Figure dataset records —

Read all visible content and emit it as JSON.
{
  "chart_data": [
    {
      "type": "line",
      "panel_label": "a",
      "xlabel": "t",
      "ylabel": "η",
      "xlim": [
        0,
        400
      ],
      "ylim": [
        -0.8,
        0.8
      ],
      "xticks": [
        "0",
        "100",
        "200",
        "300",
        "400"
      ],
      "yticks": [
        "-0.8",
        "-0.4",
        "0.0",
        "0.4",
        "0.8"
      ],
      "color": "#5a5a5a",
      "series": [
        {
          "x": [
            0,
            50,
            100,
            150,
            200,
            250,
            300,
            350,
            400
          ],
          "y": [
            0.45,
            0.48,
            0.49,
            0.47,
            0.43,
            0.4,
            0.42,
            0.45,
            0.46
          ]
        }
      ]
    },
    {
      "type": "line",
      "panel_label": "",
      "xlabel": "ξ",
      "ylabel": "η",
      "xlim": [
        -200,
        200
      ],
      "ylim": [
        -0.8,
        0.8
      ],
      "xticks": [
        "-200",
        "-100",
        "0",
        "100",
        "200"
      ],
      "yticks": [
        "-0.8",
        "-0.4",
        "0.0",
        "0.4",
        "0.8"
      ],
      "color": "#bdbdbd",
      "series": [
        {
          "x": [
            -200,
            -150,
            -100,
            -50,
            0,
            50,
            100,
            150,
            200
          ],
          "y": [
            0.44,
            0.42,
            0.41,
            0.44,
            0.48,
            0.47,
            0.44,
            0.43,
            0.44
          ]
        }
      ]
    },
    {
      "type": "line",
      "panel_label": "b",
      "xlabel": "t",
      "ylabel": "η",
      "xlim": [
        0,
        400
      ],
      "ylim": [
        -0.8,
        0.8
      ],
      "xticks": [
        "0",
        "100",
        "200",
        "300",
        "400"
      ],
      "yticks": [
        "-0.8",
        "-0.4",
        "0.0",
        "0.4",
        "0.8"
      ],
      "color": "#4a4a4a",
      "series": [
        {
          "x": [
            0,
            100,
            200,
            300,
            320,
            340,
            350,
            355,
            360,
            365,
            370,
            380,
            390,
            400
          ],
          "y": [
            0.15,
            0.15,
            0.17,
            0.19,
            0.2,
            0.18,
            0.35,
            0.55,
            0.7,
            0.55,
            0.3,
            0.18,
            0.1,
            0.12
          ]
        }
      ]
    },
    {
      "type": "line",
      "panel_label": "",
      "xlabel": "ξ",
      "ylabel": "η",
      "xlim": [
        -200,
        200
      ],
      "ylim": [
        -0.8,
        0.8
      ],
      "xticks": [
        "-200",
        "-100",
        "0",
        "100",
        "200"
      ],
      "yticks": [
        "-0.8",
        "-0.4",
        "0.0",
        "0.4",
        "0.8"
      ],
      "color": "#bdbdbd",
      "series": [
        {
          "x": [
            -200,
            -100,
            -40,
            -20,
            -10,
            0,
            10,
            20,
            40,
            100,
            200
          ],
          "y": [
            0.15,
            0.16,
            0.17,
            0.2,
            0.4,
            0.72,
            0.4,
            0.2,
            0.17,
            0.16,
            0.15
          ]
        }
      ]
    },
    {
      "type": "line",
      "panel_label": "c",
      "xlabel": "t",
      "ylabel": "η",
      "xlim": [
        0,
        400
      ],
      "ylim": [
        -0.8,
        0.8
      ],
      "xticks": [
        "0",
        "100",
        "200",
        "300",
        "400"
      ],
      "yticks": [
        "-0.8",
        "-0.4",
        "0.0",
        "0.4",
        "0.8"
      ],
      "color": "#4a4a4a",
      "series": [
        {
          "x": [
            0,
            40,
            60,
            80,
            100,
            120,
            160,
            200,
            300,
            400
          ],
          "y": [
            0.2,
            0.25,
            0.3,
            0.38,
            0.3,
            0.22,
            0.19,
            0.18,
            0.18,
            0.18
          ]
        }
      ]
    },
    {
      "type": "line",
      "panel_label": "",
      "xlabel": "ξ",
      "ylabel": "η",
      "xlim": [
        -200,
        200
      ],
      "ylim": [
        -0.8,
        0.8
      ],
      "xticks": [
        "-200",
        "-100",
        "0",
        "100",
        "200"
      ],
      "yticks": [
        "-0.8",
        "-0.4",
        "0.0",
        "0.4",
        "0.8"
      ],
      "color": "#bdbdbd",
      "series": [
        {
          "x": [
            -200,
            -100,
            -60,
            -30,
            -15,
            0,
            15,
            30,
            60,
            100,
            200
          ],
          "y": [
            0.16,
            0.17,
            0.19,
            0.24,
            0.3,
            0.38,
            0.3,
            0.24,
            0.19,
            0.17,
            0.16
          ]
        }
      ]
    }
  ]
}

AIM — Write out every entry again exactly, please, with nothing missing.

FINISHED EXERCISE —
Read all visible content and emit it as JSON.
{
  "chart_data": [
    {
      "type": "line",
      "panel_label": "a",
      "xlabel": "t",
      "ylabel": "η",
      "xlim": [
        0,
        400
      ],
      "ylim": [
        -0.8,
        0.8
      ],
      "xticks": [
        "0",
        "100",
        "200",
        "300",
        "400"
      ],
      "yticks": [
        "-0.8",
        "-0.4",
        "0.0",
        "0.4",
        "0.8"
      ],
      "color": "#5a5a5a",
      "series": [
        {
          "x": [
            0,
            50,
            100,
            150,
            200,
            250,
            300,
            350,
            400
          ],
          "y": [
            0.45,
            0.48,
            0.49,
            0.47,
            0.43,
            0.4,
            0.42,
            0.45,
            0.46
          ]
        }
      ]
    },
    {
      "type": "line",
      "panel_label": "",
      "xlabel": "ξ",
      "ylabel": "η",
      "xlim": [
        -200,
        200
      ],
      "ylim": [
        -0.8,
        0.8
      ],
      "xticks": [
        "-200",
        "-100",
        "0",
        "100",
        "200"
      ],
      "yticks": [
        "-0.8",
        "-0.4",
        "0.0",
        "0.4",
        "0.8"
      ],
      "color": "#bdbdbd",
      "series": [
        {
          "x": [
            -200,
            -150,
            -100,
            -50,
            0,
            50,
            100,
            150,
            200
          ],
          "y": [
            0.44,
            0.42,
            0.41,
            0.44,
            0.48,
            0.47,
            0.44,
            0.43,
            0.44
          ]
        }
      ]
    },
    {
      "type": "line",
      "panel_label": "b",
      "xlabel": "t",
      "ylabel": "η",
      "xlim": [
        0,
        400
      ],
      "ylim": [
        -0.8,
        0.8
      ],
      "xticks": [
        "0",
        "100",
        "200",
        "300",
        "400"
      ],
      "yticks": [
        "-0.8",
        "-0.4",
        "0.0",
        "0.4",
        "0.8"
      ],
      "color": "#4a4a4a",
      "series": [
        {
          "x": [
            0,
            100,
            200,
            300,
            320,
            340,
            350,
            355,
            360,
            365,
            370,
            380,
            390,
            400
          ],
          "y": [
            0.15,
            0.15,
            0.17,
            0.19,
            0.2,
            0.18,
            0.35,
            0.55,
            0.7,
            0.55,
            0.3,
            0.18,
            0.1,
            0.12
          ]
        }
      ]
    },
    {
      "type": "line",
      "panel_label": "",
      "xlabel": "ξ",
      "ylabel": "η",
      "xlim": [
        -200,
        200
      ],
      "ylim": [
        -0.8,
        0.8
      ],
      "xticks": [
        "-200",
        "-100",
        "0",
        "100",
        "200"
      ],
      "yticks": [
        "-0.8",
        "-0.4",
        "0.0",
        "0.4",
        "0.8"
      ],
      "color": "#bdbdbd",
      "series": [
        {
          "x": [
            -200,
            -100,
            -40,
            -20,
            -10,
            0,
            10,
            20,
            40,
            100,
            200
          ],
          "y": [
            0.15,
            0.16,
            0.17,
            0.2,
            0.4,
            0.72,
            0.4,
            0.2,
            0.17,
            0.16,
            0.15
          ]
        }
      ]
    },
    {
      "type": "line",
      "panel_label": "c",
      "xlabel": "t",
      "ylabel": "η",
      "xlim": [
        0,
        400
      ],
      "ylim": [
        -0.8,
        0.8
      ],
      "xticks": [
        "0",
        "100",
        "200",
        "300",
        "400"
      ],
      "yticks": [
        "-0.8",
        "-0.4",
        "0.0",
        "0.4",
        "0.8"
      ],
      "color": "#4a4a4a",
      "series": [
        {
          "x": [
            0,
            40,
            60,
            80,
            100,
            120,
            160,
            200,
            300,
            400
          ],
          "y": [
            0.2,
            0.25,
            0.3,
            0.38,
            0.3,
            0.22,
            0.19,
            0.18,
            0.18,
            0.18
          ]
        }
      ]
    },
    {
      "type": "line",
      "panel_label": "",
      "xlabel": "ξ",
      "ylabel": "η",
      "xlim": [
        -200,
        200
      ],
      "ylim": [
        -0.8,
        0.8
      ],
      "xticks": [
        "-200",
        "-100",
        "0",
        "100",
        "200"
      ],
      "yticks": [
        "-0.8",
        "-0.4",
        "0.0",
        "0.4",
        "0.8"
      ],
      "color": "#bdbdbd",
      "series": [
        {
          "x": [
            -200,
            -100,
            -60,
            -30,
            -15,
            0,
            15,
            30,
            60,
            100,
            200
          ],
          "y": [
            0.16,
            0.17,
            0.19,
            0.24,
            0.3,
            0.38,
            0.3,
            0.24,
            0.19,
            0.17,
            0.16
          ]
        }
      ]
    }
  ]
}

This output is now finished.